**PROVIDED INFORMATION**
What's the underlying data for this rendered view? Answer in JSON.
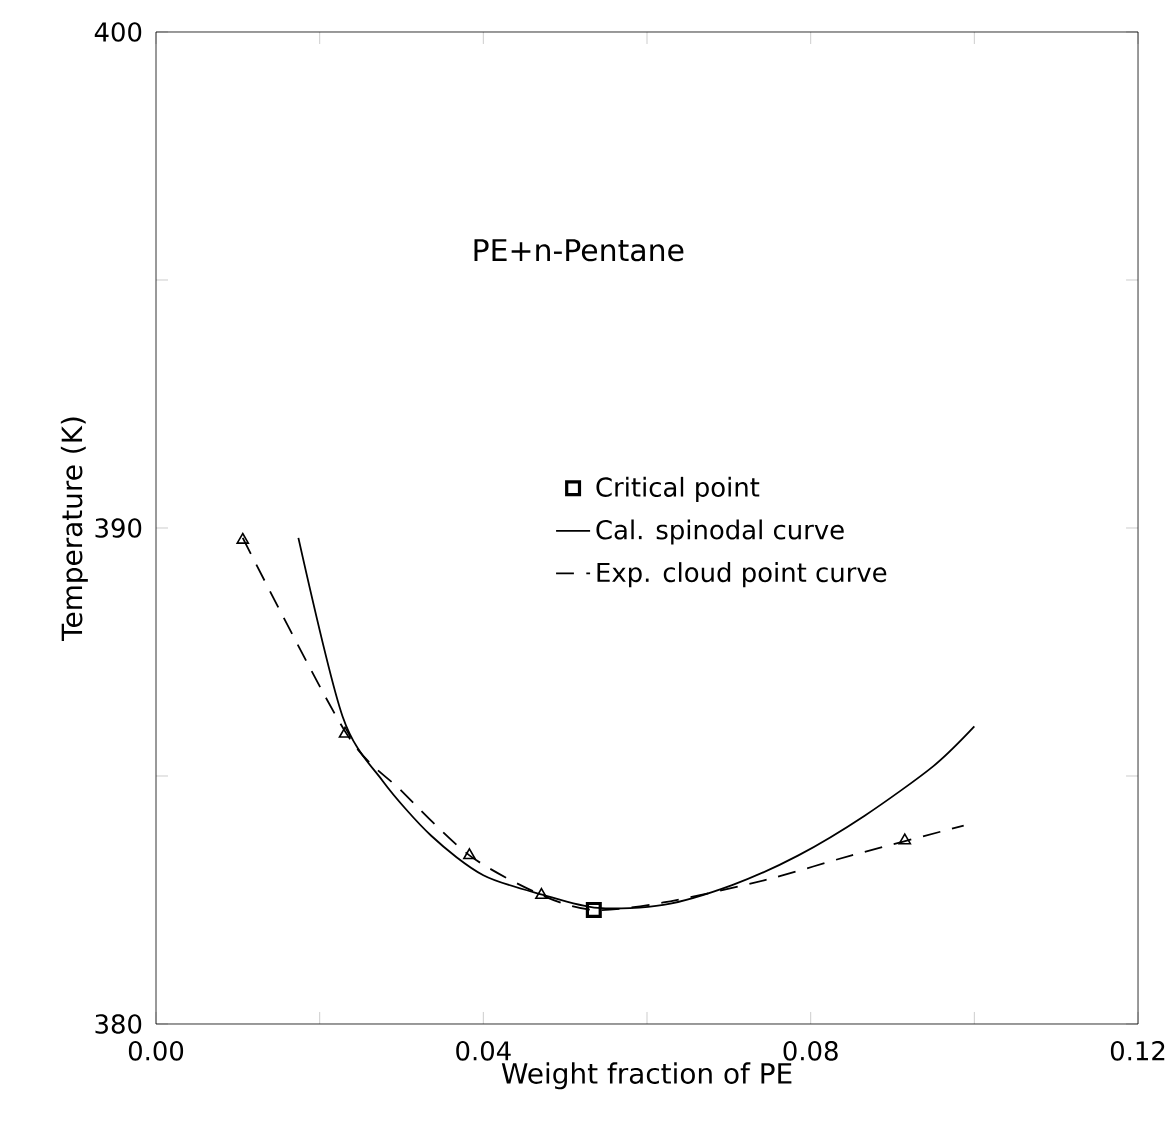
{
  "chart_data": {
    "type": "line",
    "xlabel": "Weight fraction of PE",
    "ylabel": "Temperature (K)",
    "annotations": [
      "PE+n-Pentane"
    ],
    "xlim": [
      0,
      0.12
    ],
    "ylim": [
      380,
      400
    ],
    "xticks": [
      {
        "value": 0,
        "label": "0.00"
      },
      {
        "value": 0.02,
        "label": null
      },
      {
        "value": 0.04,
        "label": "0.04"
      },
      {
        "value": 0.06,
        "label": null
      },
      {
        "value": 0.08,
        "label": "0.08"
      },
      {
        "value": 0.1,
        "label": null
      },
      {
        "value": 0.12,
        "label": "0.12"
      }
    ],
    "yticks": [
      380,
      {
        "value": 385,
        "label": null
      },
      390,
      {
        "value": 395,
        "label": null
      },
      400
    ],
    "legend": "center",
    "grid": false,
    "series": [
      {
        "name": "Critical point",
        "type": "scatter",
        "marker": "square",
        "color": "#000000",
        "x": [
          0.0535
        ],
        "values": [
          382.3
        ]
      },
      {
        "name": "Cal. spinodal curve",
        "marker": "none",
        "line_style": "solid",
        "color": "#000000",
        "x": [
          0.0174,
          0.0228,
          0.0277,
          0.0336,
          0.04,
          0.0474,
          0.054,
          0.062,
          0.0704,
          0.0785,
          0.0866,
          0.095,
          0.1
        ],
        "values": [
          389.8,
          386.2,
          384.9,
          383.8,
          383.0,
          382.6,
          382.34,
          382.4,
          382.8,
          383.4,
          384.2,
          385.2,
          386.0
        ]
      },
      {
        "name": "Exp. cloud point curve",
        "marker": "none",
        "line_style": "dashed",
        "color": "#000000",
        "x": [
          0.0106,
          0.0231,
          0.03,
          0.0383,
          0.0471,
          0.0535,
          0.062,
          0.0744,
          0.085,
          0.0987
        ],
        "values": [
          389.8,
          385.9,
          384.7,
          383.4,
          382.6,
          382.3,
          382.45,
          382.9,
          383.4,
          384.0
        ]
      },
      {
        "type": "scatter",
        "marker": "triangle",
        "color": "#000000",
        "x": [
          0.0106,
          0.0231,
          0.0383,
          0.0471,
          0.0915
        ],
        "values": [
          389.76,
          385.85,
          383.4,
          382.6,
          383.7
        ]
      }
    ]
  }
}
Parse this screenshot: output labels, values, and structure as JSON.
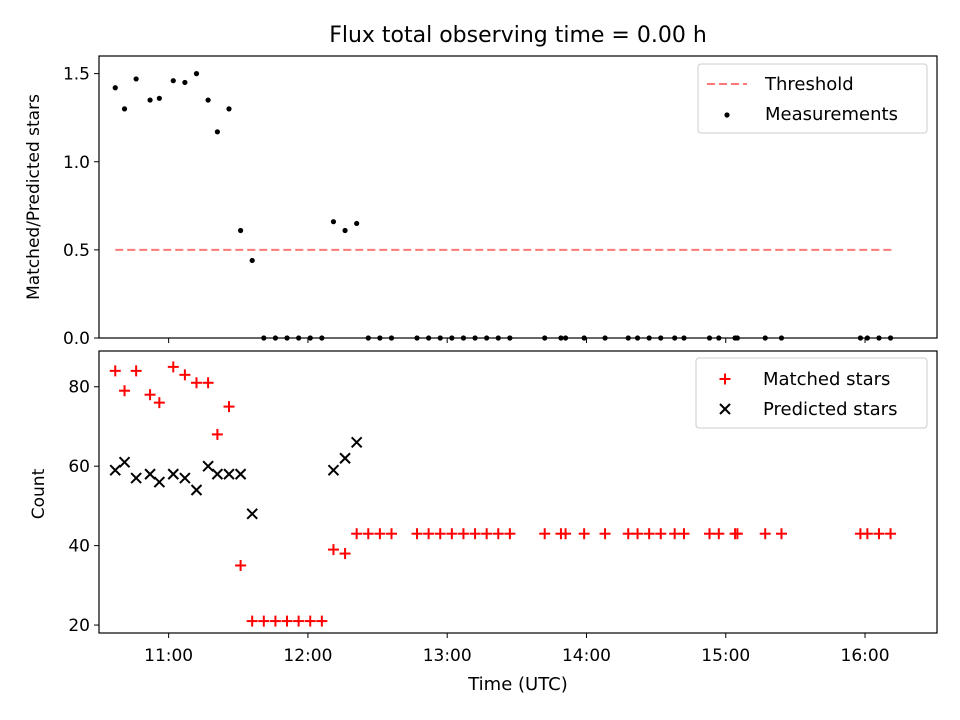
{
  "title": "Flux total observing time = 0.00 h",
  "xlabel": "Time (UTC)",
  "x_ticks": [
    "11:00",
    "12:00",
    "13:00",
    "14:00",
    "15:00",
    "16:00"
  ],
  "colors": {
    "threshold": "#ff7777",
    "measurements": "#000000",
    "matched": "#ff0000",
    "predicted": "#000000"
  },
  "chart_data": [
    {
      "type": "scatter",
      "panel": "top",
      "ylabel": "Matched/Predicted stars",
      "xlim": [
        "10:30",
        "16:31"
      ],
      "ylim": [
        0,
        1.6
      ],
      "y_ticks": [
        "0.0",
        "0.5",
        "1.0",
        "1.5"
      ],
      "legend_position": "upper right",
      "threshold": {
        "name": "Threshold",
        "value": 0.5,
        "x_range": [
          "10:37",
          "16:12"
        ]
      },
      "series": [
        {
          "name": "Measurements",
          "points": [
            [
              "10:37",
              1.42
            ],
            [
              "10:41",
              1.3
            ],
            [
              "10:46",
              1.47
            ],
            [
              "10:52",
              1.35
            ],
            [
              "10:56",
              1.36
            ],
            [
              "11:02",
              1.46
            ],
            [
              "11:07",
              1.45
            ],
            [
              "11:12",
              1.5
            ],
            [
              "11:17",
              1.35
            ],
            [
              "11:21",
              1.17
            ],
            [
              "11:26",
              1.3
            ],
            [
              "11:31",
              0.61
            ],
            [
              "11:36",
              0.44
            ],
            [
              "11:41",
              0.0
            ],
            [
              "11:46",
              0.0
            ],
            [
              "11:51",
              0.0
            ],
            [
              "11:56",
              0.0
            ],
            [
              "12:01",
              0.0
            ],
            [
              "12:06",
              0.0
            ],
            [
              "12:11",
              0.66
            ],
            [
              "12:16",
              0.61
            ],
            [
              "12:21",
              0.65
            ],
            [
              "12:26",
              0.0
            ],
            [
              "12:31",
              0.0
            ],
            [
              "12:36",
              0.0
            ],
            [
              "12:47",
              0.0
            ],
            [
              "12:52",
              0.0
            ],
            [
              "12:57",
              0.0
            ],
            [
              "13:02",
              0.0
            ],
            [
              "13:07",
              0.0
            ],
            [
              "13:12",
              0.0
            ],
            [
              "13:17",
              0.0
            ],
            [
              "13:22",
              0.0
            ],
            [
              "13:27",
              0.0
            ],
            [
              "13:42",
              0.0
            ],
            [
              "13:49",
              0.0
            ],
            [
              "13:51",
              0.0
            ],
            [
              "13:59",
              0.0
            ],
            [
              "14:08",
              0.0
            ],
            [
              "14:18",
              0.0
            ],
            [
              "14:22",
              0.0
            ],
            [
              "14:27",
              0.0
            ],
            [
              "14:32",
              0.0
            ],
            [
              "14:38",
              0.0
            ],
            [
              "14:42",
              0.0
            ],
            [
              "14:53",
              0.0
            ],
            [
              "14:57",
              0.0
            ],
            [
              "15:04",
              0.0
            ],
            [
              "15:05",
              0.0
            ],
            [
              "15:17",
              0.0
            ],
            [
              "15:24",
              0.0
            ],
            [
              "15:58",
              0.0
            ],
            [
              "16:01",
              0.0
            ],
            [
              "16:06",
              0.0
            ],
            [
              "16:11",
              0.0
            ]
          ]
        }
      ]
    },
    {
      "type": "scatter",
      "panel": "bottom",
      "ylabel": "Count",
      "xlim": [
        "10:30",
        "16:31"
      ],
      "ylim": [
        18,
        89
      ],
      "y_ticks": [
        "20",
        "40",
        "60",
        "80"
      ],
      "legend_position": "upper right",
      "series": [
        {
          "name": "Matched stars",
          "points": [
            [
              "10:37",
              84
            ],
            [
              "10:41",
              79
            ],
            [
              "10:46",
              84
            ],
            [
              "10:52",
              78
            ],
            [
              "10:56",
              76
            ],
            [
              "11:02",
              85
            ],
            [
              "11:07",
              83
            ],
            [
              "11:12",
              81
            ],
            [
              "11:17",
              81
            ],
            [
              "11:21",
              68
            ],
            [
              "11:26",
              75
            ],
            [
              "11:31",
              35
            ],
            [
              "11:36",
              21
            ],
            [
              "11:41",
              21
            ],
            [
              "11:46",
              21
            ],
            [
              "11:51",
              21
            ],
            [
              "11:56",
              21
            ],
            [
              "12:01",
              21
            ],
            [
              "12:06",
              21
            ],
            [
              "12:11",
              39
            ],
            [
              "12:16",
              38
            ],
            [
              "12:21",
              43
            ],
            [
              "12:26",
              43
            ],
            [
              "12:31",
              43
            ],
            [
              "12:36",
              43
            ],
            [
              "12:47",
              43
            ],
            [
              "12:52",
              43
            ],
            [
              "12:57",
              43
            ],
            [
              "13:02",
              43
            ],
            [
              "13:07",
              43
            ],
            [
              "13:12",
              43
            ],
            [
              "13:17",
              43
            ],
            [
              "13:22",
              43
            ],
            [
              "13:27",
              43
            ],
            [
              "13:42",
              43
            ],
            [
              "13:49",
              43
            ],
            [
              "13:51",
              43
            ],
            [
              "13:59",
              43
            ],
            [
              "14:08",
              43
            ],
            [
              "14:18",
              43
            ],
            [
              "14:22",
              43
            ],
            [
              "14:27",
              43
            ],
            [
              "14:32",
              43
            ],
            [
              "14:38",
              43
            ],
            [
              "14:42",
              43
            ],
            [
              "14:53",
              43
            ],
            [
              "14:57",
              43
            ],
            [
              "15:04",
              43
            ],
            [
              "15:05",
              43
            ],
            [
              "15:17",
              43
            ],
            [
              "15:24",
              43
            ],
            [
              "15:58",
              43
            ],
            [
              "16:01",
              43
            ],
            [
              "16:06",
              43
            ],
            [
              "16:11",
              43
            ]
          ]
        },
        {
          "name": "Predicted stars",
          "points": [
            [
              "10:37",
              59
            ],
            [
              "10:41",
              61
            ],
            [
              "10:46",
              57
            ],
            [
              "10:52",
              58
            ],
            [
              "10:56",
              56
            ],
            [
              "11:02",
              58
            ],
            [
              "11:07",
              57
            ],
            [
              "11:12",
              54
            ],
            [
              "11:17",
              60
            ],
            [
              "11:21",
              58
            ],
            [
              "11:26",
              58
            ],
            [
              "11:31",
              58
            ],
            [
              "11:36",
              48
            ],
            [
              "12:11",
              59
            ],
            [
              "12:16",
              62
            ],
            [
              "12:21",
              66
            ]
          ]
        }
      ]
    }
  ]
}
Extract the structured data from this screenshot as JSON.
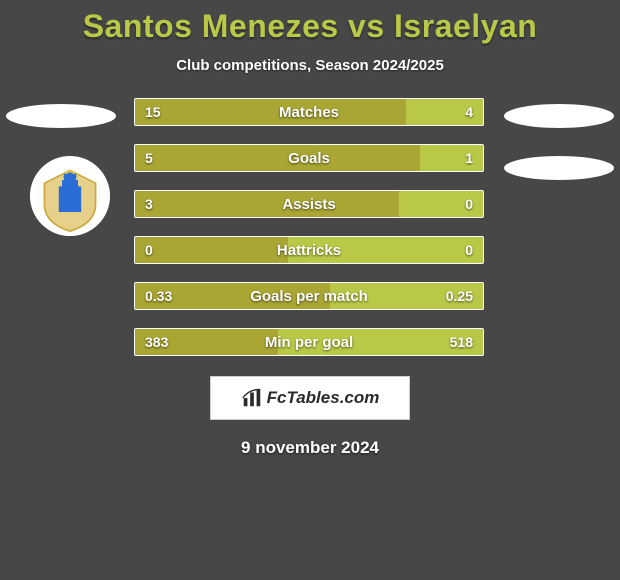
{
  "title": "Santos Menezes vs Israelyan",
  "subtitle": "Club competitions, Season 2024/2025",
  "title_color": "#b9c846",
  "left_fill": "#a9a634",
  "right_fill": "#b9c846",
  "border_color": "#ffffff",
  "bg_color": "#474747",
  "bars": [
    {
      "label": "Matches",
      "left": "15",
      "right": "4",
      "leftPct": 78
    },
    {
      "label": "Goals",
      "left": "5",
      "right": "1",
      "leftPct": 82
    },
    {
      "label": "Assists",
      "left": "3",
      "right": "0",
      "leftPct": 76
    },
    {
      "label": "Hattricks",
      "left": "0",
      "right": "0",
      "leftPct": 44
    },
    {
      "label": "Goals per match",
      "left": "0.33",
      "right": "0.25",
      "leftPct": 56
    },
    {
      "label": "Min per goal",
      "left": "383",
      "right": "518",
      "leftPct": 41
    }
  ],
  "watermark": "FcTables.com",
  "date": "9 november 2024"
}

**PROMPT**
Pass over all pictures while writing out the lines from the line with "Extract the structured" through the last line exactly.

**SOLVED EXERCISE**
Extract the structured data from this screenshot as JSON.
{
  "title": "Santos Menezes vs Israelyan",
  "subtitle": "Club competitions, Season 2024/2025",
  "title_color": "#b9c846",
  "left_fill": "#a9a634",
  "right_fill": "#b9c846",
  "border_color": "#ffffff",
  "bg_color": "#474747",
  "bars": [
    {
      "label": "Matches",
      "left": "15",
      "right": "4",
      "leftPct": 78
    },
    {
      "label": "Goals",
      "left": "5",
      "right": "1",
      "leftPct": 82
    },
    {
      "label": "Assists",
      "left": "3",
      "right": "0",
      "leftPct": 76
    },
    {
      "label": "Hattricks",
      "left": "0",
      "right": "0",
      "leftPct": 44
    },
    {
      "label": "Goals per match",
      "left": "0.33",
      "right": "0.25",
      "leftPct": 56
    },
    {
      "label": "Min per goal",
      "left": "383",
      "right": "518",
      "leftPct": 41
    }
  ],
  "watermark": "FcTables.com",
  "date": "9 november 2024"
}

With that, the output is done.